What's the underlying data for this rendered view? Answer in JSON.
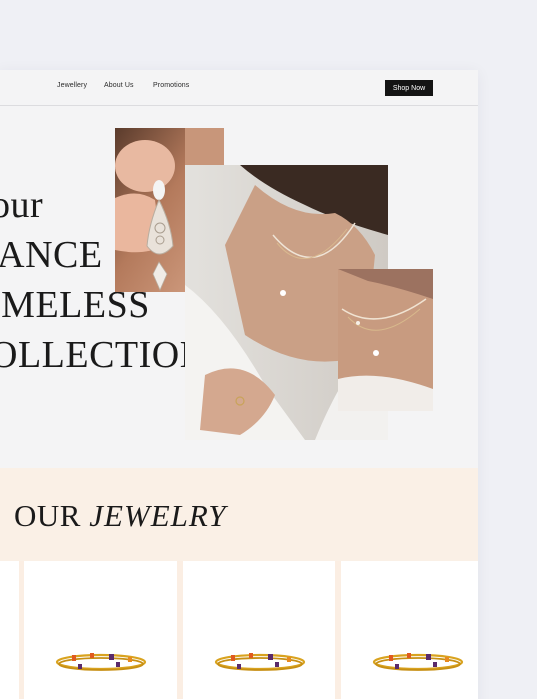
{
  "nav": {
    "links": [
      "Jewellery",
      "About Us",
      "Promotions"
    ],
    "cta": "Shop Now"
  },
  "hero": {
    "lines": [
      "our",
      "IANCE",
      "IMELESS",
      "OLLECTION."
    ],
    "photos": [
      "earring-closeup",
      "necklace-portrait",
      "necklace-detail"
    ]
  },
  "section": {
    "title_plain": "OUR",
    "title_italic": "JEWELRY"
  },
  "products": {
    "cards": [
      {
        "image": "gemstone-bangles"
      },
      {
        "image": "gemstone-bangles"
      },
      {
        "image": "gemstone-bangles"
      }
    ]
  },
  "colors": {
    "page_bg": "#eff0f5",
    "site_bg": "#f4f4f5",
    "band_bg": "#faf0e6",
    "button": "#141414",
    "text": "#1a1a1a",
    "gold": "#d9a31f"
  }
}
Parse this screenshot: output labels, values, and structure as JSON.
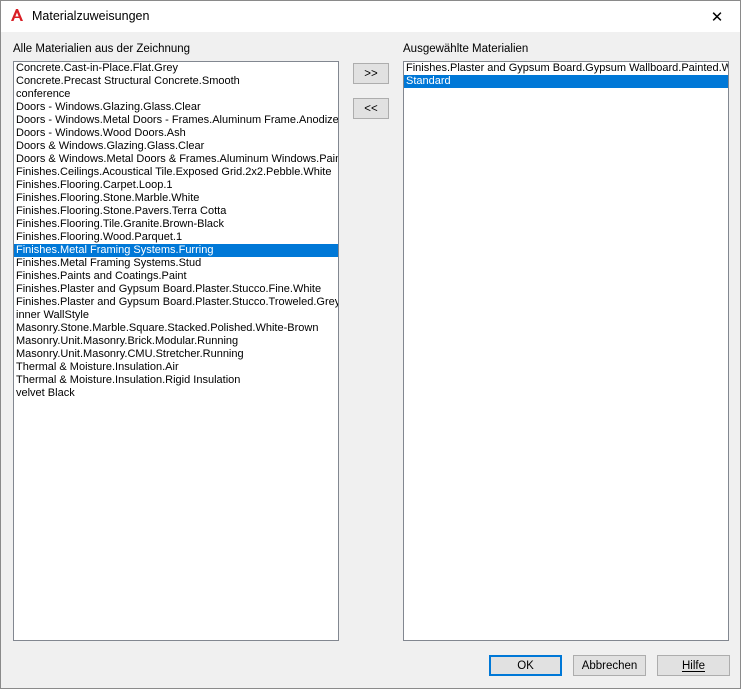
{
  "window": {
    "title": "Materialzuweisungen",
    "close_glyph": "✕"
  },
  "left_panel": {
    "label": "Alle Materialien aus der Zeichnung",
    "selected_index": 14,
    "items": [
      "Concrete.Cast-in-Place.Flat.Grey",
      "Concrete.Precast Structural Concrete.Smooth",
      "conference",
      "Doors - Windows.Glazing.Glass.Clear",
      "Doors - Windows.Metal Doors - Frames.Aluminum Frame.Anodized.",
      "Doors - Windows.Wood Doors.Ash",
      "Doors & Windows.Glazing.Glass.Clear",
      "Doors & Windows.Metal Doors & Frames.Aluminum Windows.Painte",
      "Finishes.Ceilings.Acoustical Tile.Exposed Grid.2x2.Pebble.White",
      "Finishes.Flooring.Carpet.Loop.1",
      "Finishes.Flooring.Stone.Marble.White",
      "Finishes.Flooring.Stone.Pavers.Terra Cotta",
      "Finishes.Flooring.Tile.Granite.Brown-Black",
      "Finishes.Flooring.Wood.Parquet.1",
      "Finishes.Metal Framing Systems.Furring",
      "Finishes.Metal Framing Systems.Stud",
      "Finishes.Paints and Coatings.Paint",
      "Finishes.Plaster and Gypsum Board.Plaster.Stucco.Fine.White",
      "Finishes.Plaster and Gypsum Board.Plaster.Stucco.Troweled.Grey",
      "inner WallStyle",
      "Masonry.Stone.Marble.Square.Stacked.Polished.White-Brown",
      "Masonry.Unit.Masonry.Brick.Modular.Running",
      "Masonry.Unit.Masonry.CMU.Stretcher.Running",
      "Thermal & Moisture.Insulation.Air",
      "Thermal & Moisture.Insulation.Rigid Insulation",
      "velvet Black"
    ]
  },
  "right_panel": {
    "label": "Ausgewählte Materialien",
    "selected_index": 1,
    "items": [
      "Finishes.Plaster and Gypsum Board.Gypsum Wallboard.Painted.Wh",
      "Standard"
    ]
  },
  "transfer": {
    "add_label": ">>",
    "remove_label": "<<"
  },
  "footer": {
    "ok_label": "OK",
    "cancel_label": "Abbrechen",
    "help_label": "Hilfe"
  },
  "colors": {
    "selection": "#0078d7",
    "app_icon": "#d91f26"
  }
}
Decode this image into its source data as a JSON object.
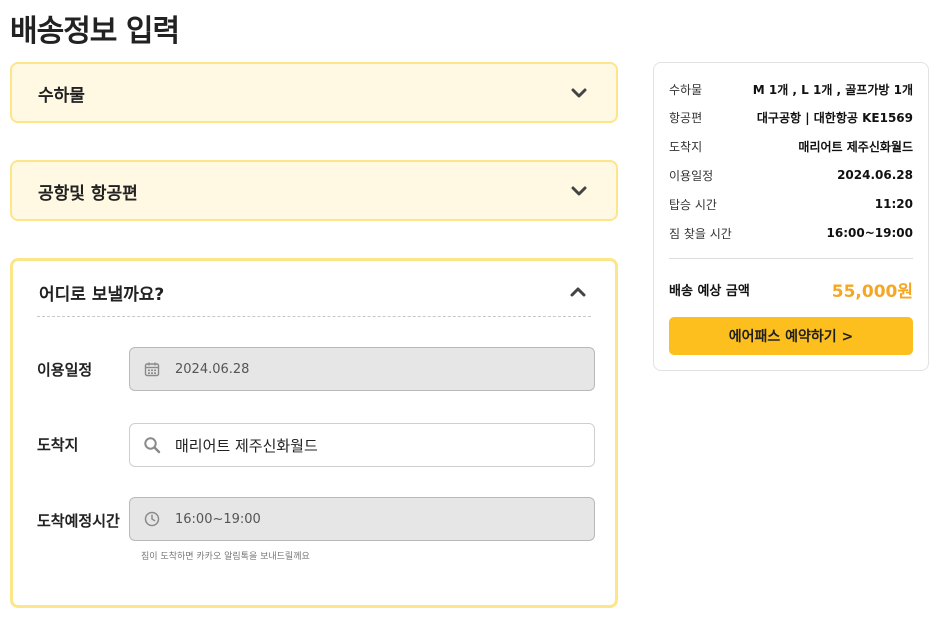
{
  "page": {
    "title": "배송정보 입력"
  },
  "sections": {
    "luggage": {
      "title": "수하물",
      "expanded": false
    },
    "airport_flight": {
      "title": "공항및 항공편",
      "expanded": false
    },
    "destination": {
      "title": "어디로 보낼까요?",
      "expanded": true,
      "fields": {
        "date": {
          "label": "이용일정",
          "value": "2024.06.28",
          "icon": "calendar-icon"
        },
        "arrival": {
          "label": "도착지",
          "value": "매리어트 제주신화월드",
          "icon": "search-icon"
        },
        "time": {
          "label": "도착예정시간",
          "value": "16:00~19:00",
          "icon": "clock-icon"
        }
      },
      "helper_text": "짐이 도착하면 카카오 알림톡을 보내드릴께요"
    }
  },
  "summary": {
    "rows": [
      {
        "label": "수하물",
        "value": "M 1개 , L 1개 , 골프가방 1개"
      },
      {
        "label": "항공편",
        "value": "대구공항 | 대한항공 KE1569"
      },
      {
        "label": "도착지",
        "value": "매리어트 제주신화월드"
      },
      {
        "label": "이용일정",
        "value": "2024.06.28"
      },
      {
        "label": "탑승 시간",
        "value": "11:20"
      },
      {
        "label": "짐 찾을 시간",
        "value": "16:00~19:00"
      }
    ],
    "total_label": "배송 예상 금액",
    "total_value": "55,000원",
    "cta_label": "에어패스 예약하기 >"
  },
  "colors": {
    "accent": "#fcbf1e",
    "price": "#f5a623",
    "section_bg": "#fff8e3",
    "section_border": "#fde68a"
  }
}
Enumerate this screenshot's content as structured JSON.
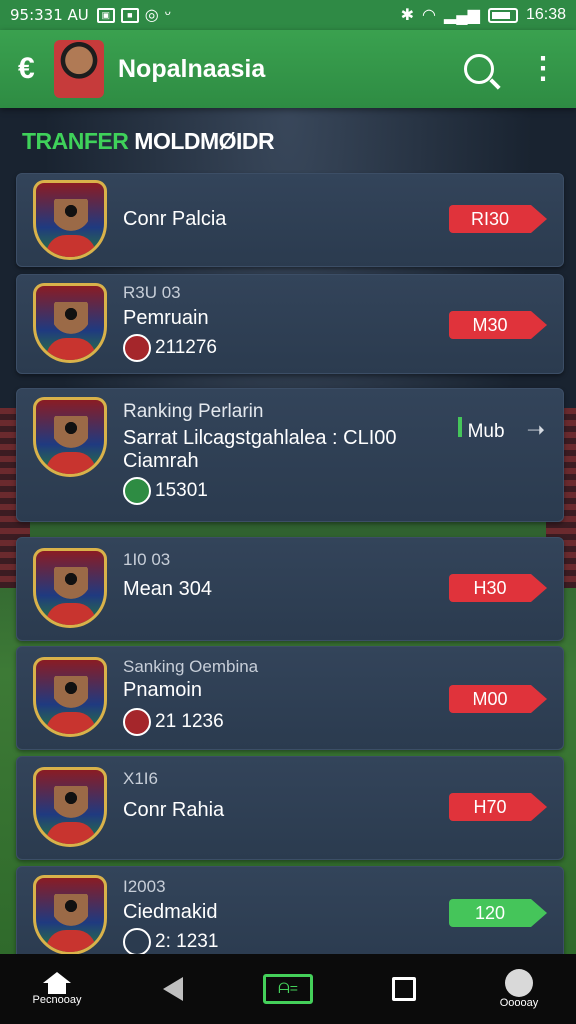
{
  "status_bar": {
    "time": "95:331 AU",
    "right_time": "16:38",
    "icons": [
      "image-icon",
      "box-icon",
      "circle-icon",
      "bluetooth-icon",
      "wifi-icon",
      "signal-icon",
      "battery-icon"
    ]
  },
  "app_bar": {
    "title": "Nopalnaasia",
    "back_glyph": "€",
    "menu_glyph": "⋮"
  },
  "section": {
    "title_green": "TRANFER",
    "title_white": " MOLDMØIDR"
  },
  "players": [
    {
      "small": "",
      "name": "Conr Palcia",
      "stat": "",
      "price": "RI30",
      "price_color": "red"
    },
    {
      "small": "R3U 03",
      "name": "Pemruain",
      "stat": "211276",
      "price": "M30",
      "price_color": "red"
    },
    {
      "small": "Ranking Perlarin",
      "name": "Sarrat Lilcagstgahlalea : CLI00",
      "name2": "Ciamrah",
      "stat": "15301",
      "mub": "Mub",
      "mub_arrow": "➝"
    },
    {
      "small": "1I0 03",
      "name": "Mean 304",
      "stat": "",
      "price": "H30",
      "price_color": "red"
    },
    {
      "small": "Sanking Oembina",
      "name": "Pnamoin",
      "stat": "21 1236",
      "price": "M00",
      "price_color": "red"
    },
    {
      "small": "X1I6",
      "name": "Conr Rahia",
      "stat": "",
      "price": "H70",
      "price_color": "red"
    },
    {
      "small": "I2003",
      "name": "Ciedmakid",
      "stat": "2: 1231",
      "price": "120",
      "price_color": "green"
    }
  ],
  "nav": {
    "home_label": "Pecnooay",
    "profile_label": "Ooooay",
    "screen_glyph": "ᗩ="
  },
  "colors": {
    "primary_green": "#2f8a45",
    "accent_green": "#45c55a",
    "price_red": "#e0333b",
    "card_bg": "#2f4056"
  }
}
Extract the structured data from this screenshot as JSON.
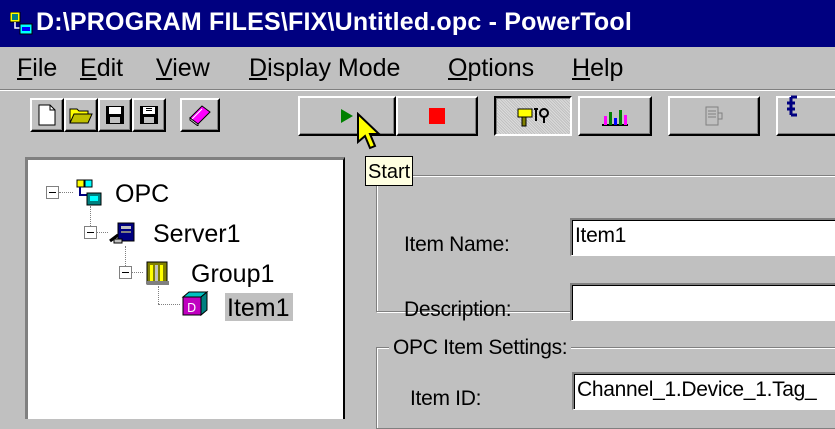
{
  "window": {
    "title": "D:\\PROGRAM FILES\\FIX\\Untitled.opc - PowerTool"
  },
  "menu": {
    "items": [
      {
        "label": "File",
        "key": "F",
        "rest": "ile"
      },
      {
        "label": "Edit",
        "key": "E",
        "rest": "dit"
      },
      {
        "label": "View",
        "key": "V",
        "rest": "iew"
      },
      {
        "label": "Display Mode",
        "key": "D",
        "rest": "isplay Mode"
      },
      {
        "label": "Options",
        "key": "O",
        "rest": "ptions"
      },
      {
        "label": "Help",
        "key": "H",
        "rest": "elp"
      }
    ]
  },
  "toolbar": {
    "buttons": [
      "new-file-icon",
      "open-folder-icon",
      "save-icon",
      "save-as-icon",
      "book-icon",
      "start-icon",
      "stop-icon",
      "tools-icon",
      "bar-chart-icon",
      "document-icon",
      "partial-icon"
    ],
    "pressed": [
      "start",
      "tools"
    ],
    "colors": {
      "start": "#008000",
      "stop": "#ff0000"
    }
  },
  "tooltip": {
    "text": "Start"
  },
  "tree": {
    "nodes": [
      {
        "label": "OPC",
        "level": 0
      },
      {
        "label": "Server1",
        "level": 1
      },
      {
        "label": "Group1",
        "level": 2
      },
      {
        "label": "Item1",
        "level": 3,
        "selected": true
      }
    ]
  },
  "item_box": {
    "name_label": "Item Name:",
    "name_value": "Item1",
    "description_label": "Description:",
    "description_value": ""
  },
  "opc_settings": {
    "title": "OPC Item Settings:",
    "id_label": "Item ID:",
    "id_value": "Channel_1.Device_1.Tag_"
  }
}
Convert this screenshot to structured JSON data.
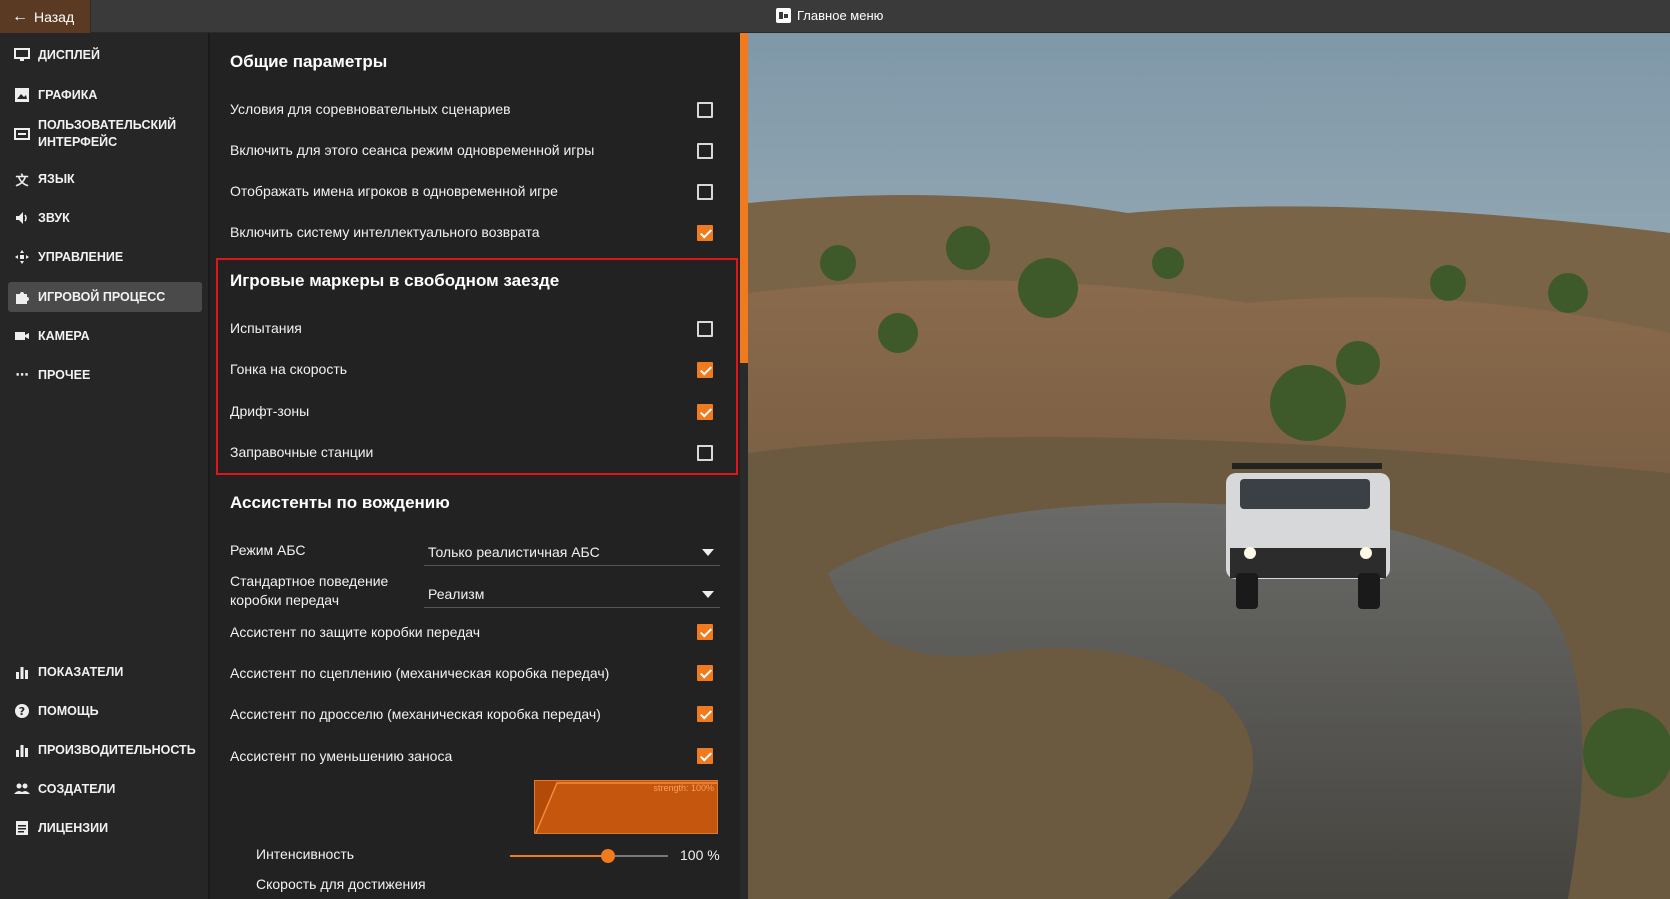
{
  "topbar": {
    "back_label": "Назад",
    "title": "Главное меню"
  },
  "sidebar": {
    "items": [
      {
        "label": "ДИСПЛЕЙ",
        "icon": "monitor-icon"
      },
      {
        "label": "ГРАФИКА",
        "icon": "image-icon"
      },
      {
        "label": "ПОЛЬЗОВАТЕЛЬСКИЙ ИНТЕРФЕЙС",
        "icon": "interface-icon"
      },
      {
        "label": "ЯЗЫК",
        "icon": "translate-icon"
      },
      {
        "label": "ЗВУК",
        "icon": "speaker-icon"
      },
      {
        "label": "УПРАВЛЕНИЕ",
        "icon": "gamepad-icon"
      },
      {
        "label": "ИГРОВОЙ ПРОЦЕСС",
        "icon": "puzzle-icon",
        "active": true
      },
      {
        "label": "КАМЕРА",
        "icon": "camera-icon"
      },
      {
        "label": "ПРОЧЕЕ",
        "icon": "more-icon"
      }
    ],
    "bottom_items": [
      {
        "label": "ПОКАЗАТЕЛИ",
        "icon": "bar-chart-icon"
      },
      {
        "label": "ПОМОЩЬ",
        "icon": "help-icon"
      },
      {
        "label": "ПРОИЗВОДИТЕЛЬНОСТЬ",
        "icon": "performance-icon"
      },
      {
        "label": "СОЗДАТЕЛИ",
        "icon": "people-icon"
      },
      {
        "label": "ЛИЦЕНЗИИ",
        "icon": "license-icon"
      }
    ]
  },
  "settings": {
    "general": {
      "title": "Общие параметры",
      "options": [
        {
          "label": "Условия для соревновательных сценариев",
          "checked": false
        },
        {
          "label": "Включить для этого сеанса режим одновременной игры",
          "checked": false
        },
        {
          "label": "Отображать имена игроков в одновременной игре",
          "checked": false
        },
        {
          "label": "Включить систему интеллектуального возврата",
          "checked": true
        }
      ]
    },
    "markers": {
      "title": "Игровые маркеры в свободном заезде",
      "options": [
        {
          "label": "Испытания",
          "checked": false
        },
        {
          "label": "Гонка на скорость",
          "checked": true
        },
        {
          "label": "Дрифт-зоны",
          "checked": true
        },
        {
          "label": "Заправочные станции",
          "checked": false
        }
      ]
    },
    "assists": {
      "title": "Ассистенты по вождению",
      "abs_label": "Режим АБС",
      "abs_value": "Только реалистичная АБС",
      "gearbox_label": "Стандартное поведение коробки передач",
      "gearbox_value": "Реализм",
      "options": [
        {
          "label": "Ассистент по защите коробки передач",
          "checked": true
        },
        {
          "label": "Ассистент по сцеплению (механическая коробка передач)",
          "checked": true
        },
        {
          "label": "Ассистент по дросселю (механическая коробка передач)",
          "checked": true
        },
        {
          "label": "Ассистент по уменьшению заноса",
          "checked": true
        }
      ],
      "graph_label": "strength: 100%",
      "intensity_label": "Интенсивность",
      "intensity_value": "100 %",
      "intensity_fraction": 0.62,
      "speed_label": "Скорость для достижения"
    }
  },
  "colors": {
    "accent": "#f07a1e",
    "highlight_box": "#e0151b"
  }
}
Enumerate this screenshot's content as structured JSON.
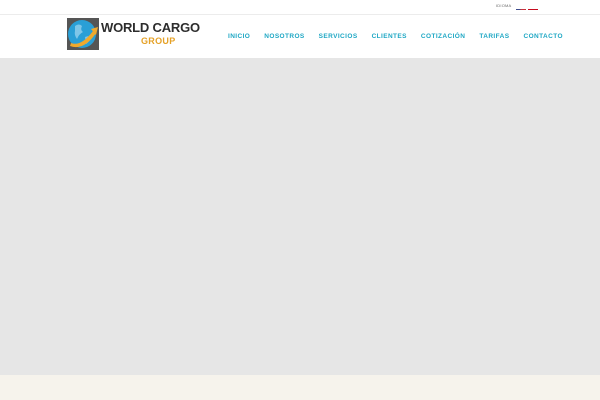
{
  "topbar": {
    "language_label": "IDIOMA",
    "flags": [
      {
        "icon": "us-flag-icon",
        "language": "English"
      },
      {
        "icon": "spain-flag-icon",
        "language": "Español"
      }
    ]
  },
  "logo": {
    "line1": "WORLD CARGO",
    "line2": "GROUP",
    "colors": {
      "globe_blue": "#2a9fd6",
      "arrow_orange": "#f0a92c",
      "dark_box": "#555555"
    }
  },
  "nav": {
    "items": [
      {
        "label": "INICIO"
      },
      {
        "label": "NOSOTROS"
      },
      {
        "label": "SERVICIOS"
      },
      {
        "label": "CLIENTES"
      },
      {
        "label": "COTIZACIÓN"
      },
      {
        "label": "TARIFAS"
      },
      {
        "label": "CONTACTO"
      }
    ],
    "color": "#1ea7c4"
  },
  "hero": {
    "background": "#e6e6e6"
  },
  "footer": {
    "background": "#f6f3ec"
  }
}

* _DIRECTIONS_: From the entries above, copy each line holding "this".

* _EXERCISE OUTPUT_:
What's the underlying data for this rendered view? Answer in JSON.
Parse this screenshot: output labels, values, and structure as JSON.
Decode this image into its source data as a JSON object.
Enumerate this screenshot's content as structured JSON.
Extract the structured data from this screenshot as JSON.
Convert this screenshot to structured JSON data.
Enumerate this screenshot's content as structured JSON.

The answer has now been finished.